= REQUIREMENTS =
Check every line for the word "actin" and state how many lines have it. Reply with the number alone.

= DATA FOR THIS EXERCISE =

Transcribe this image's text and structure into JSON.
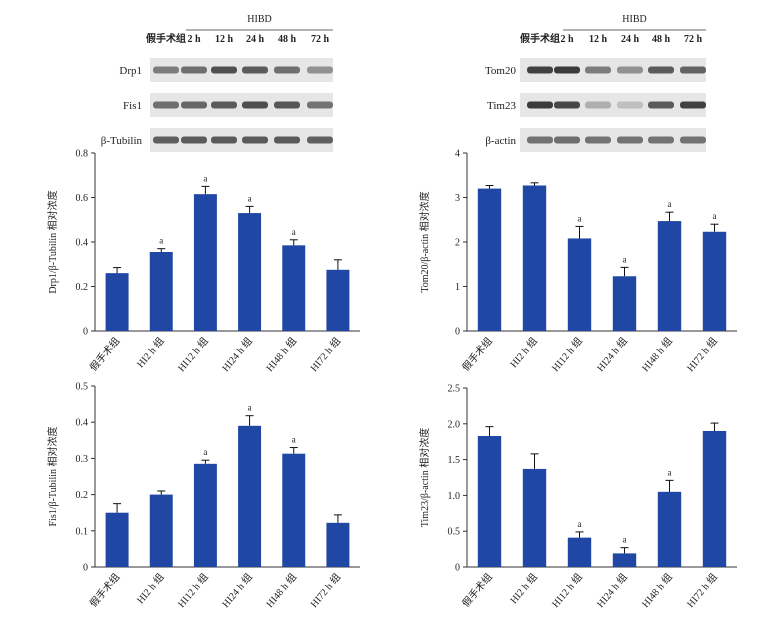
{
  "blots": [
    {
      "id": "left",
      "group_header": "HIBD",
      "lanes": [
        "假手术组",
        "2 h",
        "12 h",
        "24 h",
        "48 h",
        "72 h"
      ],
      "bands": [
        {
          "label": "Drp1",
          "intensity": [
            0.55,
            0.62,
            0.78,
            0.72,
            0.62,
            0.45
          ]
        },
        {
          "label": "Fis1",
          "intensity": [
            0.62,
            0.66,
            0.72,
            0.78,
            0.74,
            0.6
          ]
        },
        {
          "label": "β-Tubilin",
          "intensity": [
            0.7,
            0.72,
            0.72,
            0.72,
            0.72,
            0.7
          ]
        }
      ]
    },
    {
      "id": "right",
      "group_header": "HIBD",
      "lanes": [
        "假手术组",
        "2 h",
        "12 h",
        "24 h",
        "48 h",
        "72 h"
      ],
      "bands": [
        {
          "label": "Tom20",
          "intensity": [
            0.85,
            0.88,
            0.55,
            0.45,
            0.72,
            0.68
          ]
        },
        {
          "label": "Tim23",
          "intensity": [
            0.88,
            0.82,
            0.3,
            0.22,
            0.72,
            0.85
          ]
        },
        {
          "label": "β-actin",
          "intensity": [
            0.6,
            0.62,
            0.6,
            0.6,
            0.6,
            0.6
          ]
        }
      ]
    }
  ],
  "chart_data": [
    {
      "type": "bar",
      "ylabel": "Drp1/β-Tubilin 相对浓度",
      "categories": [
        "假手术组",
        "HI2 h 组",
        "HI12 h 组",
        "HI24 h 组",
        "HI48 h 组",
        "HI72 h 组"
      ],
      "values": [
        0.26,
        0.355,
        0.615,
        0.53,
        0.385,
        0.275
      ],
      "errors": [
        0.025,
        0.015,
        0.035,
        0.03,
        0.025,
        0.045
      ],
      "annotations": [
        "",
        "a",
        "a",
        "a",
        "a",
        ""
      ],
      "ylim": [
        0,
        0.8
      ],
      "yticks": [
        "0",
        "0.2",
        "0.4",
        "0.6",
        "0.8"
      ],
      "bar_color": "#1f47a3"
    },
    {
      "type": "bar",
      "ylabel": "Tom20/β-actin 相对浓度",
      "categories": [
        "假手术组",
        "HI2 h 组",
        "HI12 h 组",
        "HI24 h 组",
        "HI48 h 组",
        "HI72 h 组"
      ],
      "values": [
        3.2,
        3.27,
        2.08,
        1.23,
        2.47,
        2.23
      ],
      "errors": [
        0.07,
        0.06,
        0.27,
        0.2,
        0.2,
        0.17
      ],
      "annotations": [
        "",
        "",
        "a",
        "a",
        "a",
        "a"
      ],
      "ylim": [
        0,
        4
      ],
      "yticks": [
        "0",
        "1",
        "2",
        "3",
        "4"
      ],
      "bar_color": "#1f47a3"
    },
    {
      "type": "bar",
      "ylabel": "Fis1/β-Tubilin 相对浓度",
      "categories": [
        "假手术组",
        "HI2 h 组",
        "HI12 h 组",
        "HI24 h 组",
        "HI48 h 组",
        "HI72 h 组"
      ],
      "values": [
        0.15,
        0.2,
        0.285,
        0.39,
        0.313,
        0.122
      ],
      "errors": [
        0.025,
        0.01,
        0.01,
        0.028,
        0.017,
        0.022
      ],
      "annotations": [
        "",
        "",
        "a",
        "a",
        "a",
        ""
      ],
      "ylim": [
        0,
        0.5
      ],
      "yticks": [
        "0",
        "0.1",
        "0.2",
        "0.3",
        "0.4",
        "0.5"
      ],
      "bar_color": "#1f47a3"
    },
    {
      "type": "bar",
      "ylabel": "Tim23/β-actin 相对浓度",
      "categories": [
        "假手术组",
        "HI2 h 组",
        "HI12 h 组",
        "HI24 h 组",
        "HI48 h 组",
        "HI72 h 组"
      ],
      "values": [
        1.83,
        1.37,
        0.41,
        0.19,
        1.05,
        1.9
      ],
      "errors": [
        0.13,
        0.21,
        0.08,
        0.08,
        0.16,
        0.11
      ],
      "annotations": [
        "",
        "",
        "a",
        "a",
        "a",
        ""
      ],
      "ylim": [
        0,
        2.5
      ],
      "yticks": [
        "0",
        "0.5",
        "1.0",
        "1.5",
        "2.0",
        "2.5"
      ],
      "bar_color": "#1f47a3"
    }
  ]
}
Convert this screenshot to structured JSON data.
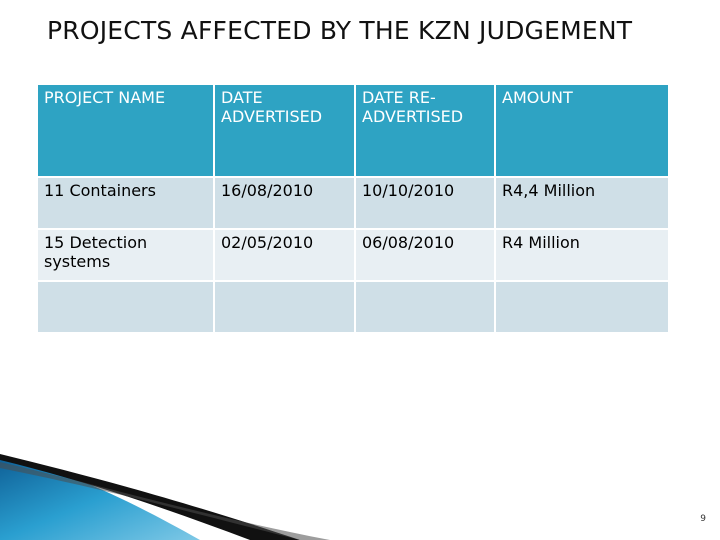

= TASK OUTPUT =
3